Count every line that has "header" in it and give the total, nothing more.
── Records to use
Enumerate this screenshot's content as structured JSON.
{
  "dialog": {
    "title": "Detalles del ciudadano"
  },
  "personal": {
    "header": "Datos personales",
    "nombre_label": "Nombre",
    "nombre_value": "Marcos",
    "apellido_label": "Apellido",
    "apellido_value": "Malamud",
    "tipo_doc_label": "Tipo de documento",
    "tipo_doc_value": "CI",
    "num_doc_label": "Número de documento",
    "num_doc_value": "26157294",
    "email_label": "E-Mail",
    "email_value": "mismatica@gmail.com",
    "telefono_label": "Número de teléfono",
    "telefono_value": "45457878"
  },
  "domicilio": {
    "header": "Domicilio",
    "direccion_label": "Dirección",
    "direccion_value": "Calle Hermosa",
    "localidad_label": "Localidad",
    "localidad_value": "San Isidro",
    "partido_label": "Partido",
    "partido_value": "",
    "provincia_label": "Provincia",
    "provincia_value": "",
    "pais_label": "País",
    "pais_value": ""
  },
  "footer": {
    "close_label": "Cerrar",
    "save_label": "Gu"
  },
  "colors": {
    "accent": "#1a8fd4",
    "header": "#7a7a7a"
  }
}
────
== Written solution ==
3